* [Problem to work on] Go through the entries and say how many lines contain the string "CORRELATION". The number is the whole answer.

● ● ●

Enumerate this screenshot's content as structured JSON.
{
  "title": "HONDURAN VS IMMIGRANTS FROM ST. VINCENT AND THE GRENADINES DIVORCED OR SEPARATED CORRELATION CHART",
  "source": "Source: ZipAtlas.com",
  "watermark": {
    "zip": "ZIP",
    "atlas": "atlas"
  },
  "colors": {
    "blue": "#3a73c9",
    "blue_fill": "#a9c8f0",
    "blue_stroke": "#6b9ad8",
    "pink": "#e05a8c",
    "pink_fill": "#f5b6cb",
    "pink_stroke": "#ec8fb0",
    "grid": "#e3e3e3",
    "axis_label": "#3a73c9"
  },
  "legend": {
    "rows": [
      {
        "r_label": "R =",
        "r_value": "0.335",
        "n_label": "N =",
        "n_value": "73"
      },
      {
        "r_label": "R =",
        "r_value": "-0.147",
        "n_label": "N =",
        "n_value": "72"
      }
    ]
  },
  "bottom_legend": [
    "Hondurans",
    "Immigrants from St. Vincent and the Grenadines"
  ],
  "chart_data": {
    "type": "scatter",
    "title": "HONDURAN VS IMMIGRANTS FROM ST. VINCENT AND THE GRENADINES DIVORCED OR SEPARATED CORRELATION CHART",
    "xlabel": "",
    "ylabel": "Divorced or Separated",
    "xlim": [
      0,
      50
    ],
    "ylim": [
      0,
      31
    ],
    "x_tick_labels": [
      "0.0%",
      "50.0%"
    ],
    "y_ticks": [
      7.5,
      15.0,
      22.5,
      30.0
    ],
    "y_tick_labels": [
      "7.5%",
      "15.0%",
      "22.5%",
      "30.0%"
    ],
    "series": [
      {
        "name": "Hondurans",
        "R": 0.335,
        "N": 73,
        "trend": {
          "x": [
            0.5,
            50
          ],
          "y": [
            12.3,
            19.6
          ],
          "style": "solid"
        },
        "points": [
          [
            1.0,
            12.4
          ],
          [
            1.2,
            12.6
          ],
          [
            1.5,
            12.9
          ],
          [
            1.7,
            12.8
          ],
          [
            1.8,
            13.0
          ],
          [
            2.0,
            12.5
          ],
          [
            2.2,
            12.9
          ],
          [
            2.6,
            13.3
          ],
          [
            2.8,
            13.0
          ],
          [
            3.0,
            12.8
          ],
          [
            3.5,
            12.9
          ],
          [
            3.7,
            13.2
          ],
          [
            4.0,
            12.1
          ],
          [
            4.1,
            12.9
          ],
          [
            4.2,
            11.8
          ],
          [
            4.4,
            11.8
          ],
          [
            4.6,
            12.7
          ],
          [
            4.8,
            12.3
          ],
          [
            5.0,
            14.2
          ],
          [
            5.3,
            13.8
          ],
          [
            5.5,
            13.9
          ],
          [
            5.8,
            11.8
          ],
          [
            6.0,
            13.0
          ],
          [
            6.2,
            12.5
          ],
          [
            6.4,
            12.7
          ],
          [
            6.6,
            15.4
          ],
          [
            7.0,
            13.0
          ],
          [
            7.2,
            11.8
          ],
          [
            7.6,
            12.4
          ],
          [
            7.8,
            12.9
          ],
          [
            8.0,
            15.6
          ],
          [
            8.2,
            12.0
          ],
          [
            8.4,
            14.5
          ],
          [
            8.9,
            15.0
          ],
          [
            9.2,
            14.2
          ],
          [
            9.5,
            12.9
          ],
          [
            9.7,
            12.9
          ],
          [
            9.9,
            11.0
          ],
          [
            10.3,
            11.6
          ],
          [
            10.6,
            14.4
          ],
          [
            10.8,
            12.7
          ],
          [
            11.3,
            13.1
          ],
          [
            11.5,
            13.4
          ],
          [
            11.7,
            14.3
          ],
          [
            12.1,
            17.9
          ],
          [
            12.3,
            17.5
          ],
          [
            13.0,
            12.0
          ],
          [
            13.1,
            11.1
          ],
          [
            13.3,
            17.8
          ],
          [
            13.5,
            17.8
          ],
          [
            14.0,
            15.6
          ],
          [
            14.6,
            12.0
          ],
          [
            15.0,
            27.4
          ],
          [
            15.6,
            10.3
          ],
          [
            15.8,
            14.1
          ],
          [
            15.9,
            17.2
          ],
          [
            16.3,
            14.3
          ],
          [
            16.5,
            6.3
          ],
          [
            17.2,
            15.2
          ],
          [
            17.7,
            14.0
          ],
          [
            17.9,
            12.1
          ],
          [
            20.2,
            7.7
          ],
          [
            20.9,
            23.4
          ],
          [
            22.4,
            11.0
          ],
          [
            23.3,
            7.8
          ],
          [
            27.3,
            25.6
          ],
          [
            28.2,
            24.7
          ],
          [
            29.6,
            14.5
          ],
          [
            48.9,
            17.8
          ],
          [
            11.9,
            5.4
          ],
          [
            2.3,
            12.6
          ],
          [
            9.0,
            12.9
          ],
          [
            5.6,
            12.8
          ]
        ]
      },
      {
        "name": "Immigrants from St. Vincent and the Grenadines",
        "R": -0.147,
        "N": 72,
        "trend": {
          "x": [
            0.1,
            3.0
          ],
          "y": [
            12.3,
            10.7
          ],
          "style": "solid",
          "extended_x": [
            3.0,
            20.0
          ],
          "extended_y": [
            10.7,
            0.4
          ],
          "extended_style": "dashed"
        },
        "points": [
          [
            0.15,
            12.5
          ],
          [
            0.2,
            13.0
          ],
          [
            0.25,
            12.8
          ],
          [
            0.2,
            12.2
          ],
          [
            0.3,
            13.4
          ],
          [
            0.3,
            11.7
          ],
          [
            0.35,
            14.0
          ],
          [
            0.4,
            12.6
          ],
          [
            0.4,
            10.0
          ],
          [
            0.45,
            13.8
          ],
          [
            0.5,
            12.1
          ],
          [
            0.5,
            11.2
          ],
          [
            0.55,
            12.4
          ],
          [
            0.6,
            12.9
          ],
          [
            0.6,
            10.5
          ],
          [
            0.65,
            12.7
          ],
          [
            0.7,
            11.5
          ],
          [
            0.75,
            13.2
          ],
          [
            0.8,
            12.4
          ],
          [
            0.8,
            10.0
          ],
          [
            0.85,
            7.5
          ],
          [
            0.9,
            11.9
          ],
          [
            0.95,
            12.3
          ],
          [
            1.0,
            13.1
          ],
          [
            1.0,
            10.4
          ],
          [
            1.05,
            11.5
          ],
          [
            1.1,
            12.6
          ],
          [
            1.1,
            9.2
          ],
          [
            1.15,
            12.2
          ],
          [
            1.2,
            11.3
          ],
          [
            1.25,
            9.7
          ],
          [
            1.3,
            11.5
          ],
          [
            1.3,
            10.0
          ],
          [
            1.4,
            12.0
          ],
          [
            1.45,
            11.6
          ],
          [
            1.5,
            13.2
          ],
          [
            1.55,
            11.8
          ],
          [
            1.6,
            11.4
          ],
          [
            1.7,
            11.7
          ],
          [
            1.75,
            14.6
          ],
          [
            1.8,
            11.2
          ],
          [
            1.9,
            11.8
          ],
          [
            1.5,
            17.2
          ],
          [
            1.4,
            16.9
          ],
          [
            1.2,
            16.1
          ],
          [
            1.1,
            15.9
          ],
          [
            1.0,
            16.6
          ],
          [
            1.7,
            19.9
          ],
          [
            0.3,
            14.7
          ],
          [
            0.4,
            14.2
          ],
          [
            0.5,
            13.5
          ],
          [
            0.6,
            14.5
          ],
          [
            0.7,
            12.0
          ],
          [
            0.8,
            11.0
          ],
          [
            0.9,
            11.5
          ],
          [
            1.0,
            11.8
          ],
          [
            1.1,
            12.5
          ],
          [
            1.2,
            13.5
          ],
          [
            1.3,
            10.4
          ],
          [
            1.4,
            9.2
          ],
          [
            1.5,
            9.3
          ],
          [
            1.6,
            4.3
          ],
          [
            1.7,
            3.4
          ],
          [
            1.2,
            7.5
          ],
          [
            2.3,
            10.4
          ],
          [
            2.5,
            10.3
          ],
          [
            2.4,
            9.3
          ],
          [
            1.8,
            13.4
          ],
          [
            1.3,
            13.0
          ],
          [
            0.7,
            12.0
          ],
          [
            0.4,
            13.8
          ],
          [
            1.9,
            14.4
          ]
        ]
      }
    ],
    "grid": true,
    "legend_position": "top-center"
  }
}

● ● ●

* [Response for this exercise] 2